Source information:
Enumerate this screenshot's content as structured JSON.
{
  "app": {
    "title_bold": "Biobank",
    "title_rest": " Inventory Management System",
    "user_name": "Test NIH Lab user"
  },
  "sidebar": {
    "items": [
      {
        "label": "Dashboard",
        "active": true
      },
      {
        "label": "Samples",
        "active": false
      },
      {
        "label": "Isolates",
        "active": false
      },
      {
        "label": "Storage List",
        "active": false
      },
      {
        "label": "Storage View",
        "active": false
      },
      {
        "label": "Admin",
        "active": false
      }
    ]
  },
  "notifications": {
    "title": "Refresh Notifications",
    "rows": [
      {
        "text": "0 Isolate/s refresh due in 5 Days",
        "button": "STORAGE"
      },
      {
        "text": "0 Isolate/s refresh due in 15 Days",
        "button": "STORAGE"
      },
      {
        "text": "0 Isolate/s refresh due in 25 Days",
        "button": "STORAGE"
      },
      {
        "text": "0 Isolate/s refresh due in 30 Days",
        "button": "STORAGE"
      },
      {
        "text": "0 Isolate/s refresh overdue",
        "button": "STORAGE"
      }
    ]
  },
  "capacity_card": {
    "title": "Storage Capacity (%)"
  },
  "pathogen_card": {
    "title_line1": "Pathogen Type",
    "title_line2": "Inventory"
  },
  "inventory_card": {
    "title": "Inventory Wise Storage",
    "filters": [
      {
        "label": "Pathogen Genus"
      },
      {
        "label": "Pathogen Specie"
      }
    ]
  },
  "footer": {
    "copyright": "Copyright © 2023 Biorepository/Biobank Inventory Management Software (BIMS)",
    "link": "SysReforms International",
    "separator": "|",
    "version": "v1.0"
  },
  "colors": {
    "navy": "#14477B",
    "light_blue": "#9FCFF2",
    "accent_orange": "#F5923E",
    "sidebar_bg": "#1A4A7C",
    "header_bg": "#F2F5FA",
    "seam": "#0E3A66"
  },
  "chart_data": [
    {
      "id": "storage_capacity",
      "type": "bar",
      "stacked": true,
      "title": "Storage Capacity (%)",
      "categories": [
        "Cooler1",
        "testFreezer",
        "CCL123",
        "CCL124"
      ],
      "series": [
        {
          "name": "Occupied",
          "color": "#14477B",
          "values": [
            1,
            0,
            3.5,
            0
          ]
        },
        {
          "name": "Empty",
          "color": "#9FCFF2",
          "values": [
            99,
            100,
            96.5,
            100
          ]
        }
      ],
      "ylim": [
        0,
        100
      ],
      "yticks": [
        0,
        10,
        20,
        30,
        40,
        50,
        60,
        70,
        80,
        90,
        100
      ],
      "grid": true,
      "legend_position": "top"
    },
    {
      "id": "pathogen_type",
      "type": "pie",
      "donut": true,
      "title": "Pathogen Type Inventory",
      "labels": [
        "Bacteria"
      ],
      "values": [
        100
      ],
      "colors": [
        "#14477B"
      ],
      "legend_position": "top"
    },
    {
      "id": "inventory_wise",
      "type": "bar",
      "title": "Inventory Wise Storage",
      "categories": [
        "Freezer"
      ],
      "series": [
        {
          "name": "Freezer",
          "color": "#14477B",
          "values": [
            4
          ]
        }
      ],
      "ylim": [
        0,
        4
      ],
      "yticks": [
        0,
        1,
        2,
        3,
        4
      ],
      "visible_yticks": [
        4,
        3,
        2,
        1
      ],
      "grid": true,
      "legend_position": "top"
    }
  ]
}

What you have to do: Each line of the material above needs to be returned exactly as written.

Solution to this task:
Enumerate this screenshot's content as structured JSON.
{
  "app": {
    "title_bold": "Biobank",
    "title_rest": " Inventory Management System",
    "user_name": "Test NIH Lab user"
  },
  "sidebar": {
    "items": [
      {
        "label": "Dashboard",
        "active": true
      },
      {
        "label": "Samples",
        "active": false
      },
      {
        "label": "Isolates",
        "active": false
      },
      {
        "label": "Storage List",
        "active": false
      },
      {
        "label": "Storage View",
        "active": false
      },
      {
        "label": "Admin",
        "active": false
      }
    ]
  },
  "notifications": {
    "title": "Refresh Notifications",
    "rows": [
      {
        "text": "0 Isolate/s refresh due in 5 Days",
        "button": "STORAGE"
      },
      {
        "text": "0 Isolate/s refresh due in 15 Days",
        "button": "STORAGE"
      },
      {
        "text": "0 Isolate/s refresh due in 25 Days",
        "button": "STORAGE"
      },
      {
        "text": "0 Isolate/s refresh due in 30 Days",
        "button": "STORAGE"
      },
      {
        "text": "0 Isolate/s refresh overdue",
        "button": "STORAGE"
      }
    ]
  },
  "capacity_card": {
    "title": "Storage Capacity (%)"
  },
  "pathogen_card": {
    "title_line1": "Pathogen Type",
    "title_line2": "Inventory"
  },
  "inventory_card": {
    "title": "Inventory Wise Storage",
    "filters": [
      {
        "label": "Pathogen Genus"
      },
      {
        "label": "Pathogen Specie"
      }
    ]
  },
  "footer": {
    "copyright": "Copyright © 2023 Biorepository/Biobank Inventory Management Software (BIMS)",
    "link": "SysReforms International",
    "separator": "|",
    "version": "v1.0"
  },
  "colors": {
    "navy": "#14477B",
    "light_blue": "#9FCFF2",
    "accent_orange": "#F5923E",
    "sidebar_bg": "#1A4A7C",
    "header_bg": "#F2F5FA",
    "seam": "#0E3A66"
  },
  "chart_data": [
    {
      "id": "storage_capacity",
      "type": "bar",
      "stacked": true,
      "title": "Storage Capacity (%)",
      "categories": [
        "Cooler1",
        "testFreezer",
        "CCL123",
        "CCL124"
      ],
      "series": [
        {
          "name": "Occupied",
          "color": "#14477B",
          "values": [
            1,
            0,
            3.5,
            0
          ]
        },
        {
          "name": "Empty",
          "color": "#9FCFF2",
          "values": [
            99,
            100,
            96.5,
            100
          ]
        }
      ],
      "ylim": [
        0,
        100
      ],
      "yticks": [
        0,
        10,
        20,
        30,
        40,
        50,
        60,
        70,
        80,
        90,
        100
      ],
      "grid": true,
      "legend_position": "top"
    },
    {
      "id": "pathogen_type",
      "type": "pie",
      "donut": true,
      "title": "Pathogen Type Inventory",
      "labels": [
        "Bacteria"
      ],
      "values": [
        100
      ],
      "colors": [
        "#14477B"
      ],
      "legend_position": "top"
    },
    {
      "id": "inventory_wise",
      "type": "bar",
      "title": "Inventory Wise Storage",
      "categories": [
        "Freezer"
      ],
      "series": [
        {
          "name": "Freezer",
          "color": "#14477B",
          "values": [
            4
          ]
        }
      ],
      "ylim": [
        0,
        4
      ],
      "yticks": [
        0,
        1,
        2,
        3,
        4
      ],
      "visible_yticks": [
        4,
        3,
        2,
        1
      ],
      "grid": true,
      "legend_position": "top"
    }
  ]
}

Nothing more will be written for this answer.